— Material for this task —
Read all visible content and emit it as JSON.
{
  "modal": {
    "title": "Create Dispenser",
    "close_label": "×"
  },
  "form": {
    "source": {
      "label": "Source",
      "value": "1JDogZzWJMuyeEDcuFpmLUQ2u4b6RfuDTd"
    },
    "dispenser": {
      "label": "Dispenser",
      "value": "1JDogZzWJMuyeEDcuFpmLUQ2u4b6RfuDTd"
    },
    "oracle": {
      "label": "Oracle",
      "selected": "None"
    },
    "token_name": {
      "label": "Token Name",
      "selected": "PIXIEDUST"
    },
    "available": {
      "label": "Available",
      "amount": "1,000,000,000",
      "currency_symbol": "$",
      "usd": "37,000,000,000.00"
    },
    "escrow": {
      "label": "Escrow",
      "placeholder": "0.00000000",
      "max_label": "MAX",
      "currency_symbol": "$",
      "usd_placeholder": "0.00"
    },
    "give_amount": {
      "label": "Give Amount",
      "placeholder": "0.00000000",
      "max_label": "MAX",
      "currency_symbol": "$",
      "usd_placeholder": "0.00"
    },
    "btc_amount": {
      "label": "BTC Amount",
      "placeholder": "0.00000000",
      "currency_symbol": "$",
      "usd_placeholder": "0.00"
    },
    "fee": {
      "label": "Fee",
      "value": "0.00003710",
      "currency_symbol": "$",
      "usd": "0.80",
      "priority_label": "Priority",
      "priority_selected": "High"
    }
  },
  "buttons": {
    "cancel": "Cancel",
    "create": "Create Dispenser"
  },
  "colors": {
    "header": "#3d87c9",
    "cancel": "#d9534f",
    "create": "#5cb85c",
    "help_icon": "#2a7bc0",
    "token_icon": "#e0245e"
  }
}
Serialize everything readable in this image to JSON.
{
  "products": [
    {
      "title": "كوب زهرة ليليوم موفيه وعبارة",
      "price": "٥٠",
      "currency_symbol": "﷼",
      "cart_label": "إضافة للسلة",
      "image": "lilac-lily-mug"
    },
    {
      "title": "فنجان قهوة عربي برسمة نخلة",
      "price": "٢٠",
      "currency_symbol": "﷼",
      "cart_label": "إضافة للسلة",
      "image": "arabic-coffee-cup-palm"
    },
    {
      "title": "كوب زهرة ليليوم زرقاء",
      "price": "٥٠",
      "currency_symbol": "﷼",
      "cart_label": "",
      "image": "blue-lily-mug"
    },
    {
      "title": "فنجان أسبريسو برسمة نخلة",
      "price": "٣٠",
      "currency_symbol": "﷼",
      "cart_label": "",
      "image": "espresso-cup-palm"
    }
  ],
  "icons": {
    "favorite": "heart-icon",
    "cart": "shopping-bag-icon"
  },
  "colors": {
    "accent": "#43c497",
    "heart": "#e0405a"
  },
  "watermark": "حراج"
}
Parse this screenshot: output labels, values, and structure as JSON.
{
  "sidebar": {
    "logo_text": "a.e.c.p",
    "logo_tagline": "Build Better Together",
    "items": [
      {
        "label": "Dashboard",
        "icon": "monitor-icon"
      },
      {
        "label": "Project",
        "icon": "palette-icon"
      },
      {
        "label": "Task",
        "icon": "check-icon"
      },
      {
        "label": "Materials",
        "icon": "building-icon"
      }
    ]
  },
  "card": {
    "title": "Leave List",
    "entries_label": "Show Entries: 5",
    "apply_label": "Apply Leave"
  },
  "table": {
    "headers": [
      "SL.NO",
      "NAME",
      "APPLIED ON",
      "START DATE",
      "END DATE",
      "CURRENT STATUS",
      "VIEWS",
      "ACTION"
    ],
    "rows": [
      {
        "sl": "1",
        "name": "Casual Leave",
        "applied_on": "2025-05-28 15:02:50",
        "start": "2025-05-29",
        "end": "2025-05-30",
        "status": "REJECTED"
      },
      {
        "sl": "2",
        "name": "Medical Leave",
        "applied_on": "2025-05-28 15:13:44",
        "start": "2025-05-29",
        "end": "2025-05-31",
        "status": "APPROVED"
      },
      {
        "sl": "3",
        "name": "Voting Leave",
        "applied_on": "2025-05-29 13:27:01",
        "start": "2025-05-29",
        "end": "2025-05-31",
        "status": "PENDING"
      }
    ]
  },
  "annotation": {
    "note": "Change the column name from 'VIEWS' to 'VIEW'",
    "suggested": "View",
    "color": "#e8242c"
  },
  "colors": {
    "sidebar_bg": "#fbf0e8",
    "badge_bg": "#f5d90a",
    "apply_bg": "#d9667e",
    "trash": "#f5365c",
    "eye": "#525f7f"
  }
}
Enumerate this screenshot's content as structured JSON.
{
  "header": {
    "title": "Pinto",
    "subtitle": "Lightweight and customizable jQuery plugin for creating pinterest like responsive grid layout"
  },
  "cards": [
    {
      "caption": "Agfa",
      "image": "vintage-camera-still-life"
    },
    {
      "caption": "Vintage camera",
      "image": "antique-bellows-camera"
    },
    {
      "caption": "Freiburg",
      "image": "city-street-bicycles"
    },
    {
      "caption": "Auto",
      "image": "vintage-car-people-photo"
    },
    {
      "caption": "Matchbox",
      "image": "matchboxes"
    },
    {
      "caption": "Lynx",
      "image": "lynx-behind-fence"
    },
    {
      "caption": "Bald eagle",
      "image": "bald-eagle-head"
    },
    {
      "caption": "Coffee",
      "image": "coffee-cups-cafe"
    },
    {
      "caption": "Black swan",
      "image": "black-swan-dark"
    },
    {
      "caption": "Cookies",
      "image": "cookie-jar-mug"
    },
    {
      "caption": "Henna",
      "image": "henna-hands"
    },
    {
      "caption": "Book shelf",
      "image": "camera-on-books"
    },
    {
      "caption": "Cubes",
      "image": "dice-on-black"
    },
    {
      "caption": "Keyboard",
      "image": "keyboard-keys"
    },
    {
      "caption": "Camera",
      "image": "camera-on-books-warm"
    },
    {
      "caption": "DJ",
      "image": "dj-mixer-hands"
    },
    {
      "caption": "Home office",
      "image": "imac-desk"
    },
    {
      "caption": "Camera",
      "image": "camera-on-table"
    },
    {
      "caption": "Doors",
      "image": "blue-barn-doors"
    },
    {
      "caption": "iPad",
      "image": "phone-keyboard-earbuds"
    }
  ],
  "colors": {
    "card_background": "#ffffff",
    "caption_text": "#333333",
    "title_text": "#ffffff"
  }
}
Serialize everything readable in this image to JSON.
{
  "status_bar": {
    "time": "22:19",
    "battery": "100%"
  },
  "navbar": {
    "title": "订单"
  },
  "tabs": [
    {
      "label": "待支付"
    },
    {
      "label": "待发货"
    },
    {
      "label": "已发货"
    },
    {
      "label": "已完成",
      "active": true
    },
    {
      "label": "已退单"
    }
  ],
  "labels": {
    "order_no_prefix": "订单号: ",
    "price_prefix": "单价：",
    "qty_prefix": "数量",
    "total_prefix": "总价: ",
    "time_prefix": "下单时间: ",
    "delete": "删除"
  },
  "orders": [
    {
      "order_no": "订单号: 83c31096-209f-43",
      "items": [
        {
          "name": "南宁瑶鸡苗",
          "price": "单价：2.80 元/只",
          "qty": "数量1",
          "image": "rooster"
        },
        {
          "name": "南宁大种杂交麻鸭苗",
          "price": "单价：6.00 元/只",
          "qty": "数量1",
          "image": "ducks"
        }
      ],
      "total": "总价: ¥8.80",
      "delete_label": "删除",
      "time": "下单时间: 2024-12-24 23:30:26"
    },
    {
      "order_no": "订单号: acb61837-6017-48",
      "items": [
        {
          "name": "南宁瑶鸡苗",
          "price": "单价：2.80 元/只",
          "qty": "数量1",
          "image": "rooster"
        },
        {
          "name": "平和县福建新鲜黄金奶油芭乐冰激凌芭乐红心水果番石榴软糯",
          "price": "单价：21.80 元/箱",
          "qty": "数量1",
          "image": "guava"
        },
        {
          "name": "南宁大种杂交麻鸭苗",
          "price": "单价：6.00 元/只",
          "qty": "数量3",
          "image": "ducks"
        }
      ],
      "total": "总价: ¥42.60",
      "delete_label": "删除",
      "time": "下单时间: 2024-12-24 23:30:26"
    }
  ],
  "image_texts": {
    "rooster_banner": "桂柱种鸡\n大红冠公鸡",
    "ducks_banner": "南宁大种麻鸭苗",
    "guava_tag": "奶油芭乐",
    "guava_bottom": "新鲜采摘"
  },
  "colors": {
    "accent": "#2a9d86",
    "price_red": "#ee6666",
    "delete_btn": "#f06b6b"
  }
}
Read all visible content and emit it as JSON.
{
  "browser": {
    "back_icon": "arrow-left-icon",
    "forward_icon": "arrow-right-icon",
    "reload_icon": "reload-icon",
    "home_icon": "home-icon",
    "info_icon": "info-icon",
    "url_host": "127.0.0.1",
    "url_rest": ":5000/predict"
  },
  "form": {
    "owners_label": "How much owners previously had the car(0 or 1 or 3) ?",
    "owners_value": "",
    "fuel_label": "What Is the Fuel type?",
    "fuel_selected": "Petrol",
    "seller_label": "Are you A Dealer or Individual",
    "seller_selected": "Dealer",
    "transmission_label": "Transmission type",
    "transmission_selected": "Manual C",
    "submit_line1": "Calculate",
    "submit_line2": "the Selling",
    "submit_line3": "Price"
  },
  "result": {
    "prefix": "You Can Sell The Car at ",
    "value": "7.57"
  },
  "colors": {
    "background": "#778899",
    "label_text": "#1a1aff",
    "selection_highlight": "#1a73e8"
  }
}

— Directive —
Give the number of lines in the entries above that include the string "palm". No other output is expected.

— Solution to the problem —
2